> [Stored dataset items]:
****
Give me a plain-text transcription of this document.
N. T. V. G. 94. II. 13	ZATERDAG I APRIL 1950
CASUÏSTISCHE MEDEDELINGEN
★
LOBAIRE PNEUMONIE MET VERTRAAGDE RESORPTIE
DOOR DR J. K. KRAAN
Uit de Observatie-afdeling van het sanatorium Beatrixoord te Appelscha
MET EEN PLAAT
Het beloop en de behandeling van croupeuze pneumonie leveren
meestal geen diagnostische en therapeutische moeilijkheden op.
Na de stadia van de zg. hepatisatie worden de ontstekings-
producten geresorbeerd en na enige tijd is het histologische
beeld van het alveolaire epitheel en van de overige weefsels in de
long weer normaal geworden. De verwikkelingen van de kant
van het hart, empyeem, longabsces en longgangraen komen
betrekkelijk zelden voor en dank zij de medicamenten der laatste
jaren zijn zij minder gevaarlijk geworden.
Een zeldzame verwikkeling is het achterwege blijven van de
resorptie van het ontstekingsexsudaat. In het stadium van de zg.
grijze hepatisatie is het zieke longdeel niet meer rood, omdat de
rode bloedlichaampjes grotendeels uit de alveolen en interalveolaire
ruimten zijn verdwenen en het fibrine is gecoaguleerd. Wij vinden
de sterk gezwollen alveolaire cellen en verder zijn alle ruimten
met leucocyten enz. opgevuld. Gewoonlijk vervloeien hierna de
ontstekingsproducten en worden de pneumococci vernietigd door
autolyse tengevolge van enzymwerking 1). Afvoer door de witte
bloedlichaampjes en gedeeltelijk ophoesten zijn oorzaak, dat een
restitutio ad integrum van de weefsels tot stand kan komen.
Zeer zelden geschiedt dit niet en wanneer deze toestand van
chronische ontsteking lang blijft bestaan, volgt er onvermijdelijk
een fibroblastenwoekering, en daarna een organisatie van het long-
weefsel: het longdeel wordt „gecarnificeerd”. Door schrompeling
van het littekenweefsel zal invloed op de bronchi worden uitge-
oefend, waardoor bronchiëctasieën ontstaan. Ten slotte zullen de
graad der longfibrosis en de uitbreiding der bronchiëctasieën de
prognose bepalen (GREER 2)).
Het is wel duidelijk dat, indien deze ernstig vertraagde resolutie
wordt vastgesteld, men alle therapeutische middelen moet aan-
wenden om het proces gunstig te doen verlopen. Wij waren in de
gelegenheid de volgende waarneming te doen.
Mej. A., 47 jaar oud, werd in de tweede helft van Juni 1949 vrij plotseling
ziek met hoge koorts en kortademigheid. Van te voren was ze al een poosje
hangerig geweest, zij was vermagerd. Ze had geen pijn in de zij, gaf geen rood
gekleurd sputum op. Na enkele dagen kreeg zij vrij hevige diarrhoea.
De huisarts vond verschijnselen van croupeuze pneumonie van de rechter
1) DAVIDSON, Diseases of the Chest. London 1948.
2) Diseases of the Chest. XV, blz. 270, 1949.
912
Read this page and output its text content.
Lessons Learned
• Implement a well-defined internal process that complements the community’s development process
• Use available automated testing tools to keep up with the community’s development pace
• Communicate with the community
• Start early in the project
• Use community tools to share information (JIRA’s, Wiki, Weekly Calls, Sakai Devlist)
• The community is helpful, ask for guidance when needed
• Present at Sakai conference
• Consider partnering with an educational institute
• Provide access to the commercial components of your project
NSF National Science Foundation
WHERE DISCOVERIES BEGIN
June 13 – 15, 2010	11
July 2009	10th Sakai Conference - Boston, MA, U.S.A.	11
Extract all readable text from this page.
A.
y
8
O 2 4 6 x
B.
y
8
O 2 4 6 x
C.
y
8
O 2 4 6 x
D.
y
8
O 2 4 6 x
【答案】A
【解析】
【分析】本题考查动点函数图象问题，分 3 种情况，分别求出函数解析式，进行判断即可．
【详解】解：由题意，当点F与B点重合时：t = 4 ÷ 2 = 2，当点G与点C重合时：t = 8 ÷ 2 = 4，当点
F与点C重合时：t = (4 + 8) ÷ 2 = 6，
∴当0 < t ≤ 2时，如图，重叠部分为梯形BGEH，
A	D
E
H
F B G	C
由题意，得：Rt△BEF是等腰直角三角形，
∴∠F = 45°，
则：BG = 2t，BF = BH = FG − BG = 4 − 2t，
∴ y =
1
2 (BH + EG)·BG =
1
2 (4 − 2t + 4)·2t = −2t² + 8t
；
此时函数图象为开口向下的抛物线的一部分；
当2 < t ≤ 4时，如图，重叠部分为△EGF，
****
> [SHORT EXERCISE]: In the listing above, find each line with the word "deze" and copy it.

> [RESPONSE TO THE EXERCISE]:
Zeer zelden geschiedt dit niet en wanneer deze toestand van
Het is wel duidelijk dat, indien deze ernstig vertraagde resolutie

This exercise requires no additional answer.